Each entry in the block below needs to be copied out exactly.

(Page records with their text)
________________________
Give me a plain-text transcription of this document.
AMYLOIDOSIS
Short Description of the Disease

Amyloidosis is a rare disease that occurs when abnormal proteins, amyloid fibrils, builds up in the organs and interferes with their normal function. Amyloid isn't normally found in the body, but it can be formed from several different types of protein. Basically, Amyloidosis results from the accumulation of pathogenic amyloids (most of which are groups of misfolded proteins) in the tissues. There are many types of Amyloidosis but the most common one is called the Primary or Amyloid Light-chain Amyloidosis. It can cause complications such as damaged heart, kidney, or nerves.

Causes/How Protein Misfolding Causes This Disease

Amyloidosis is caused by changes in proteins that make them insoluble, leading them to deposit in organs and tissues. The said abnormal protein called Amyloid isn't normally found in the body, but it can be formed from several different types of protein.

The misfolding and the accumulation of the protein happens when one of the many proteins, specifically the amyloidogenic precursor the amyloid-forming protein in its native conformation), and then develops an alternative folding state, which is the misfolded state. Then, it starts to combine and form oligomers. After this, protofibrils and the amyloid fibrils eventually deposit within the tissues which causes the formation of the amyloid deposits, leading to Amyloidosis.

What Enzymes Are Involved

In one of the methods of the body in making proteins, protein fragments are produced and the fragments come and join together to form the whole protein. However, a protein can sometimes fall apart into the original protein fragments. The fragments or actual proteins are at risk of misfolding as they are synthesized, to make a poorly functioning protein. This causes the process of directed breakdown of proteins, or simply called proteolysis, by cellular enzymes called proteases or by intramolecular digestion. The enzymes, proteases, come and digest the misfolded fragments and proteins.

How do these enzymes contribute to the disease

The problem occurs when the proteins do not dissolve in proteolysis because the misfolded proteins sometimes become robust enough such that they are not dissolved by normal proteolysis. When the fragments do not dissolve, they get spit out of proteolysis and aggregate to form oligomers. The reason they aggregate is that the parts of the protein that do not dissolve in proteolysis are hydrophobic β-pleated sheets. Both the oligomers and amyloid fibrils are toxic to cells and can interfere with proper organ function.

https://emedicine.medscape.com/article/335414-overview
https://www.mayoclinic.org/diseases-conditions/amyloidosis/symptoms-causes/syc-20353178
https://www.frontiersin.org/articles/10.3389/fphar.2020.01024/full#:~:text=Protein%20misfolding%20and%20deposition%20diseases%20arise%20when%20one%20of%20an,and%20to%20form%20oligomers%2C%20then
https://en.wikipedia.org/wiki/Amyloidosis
________________________
• Solution to this problem:
Give me a plain-text transcription of this document.
AMYLOIDOSIS
Short Description of the Disease

Amyloidosis is a rare disease that occurs when abnormal proteins, amyloid fibrils, builds up in the organs and interferes with their normal function. Amyloid isn't normally found in the body, but it can be formed from several different types of protein. Basically, Amyloidosis results from the accumulation of pathogenic amyloids (most of which are groups of misfolded proteins) in the tissues. There are many types of Amyloidosis but the most common one is called the Primary or Amyloid Light-chain Amyloidosis. It can cause complications such as damaged heart, kidney, or nerves.

Causes/How Protein Misfolding Causes This Disease

Amyloidosis is caused by changes in proteins that make them insoluble, leading them to deposit in organs and tissues. The said abnormal protein called Amyloid isn't normally found in the body, but it can be formed from several different types of protein.

The misfolding and the accumulation of the protein happens when one of the many proteins, specifically the amyloidogenic precursor the amyloid-forming protein in its native conformation), and then develops an alternative folding state, which is the misfolded state. Then, it starts to combine and form oligomers. After this, protofibrils and the amyloid fibrils eventually deposit within the tissues which causes the formation of the amyloid deposits, leading to Amyloidosis.

What Enzymes Are Involved

In one of the methods of the body in making proteins, protein fragments are produced and the fragments come and join together to form the whole protein. However, a protein can sometimes fall apart into the original protein fragments. The fragments or actual proteins are at risk of misfolding as they are synthesized, to make a poorly functioning protein. This causes the process of directed breakdown of proteins, or simply called proteolysis, by cellular enzymes called proteases or by intramolecular digestion. The enzymes, proteases, come and digest the misfolded fragments and proteins.

How do these enzymes contribute to the disease

The problem occurs when the proteins do not dissolve in proteolysis because the misfolded proteins sometimes become robust enough such that they are not dissolved by normal proteolysis. When the fragments do not dissolve, they get spit out of proteolysis and aggregate to form oligomers. The reason they aggregate is that the parts of the protein that do not dissolve in proteolysis are hydrophobic β-pleated sheets. Both the oligomers and amyloid fibrils are toxic to cells and can interfere with proper organ function.

https://emedicine.medscape.com/article/335414-overview
https://www.mayoclinic.org/diseases-conditions/amyloidosis/symptoms-causes/syc-20353178
https://www.frontiersin.org/articles/10.3389/fphar.2020.01024/full#:~:text=Protein%20misfolding%20and%20deposition%20diseases%20arise%20when%20one%20of%20an,and%20to%20form%20oligomers%2C%20then
https://en.wikipedia.org/wiki/Amyloidosis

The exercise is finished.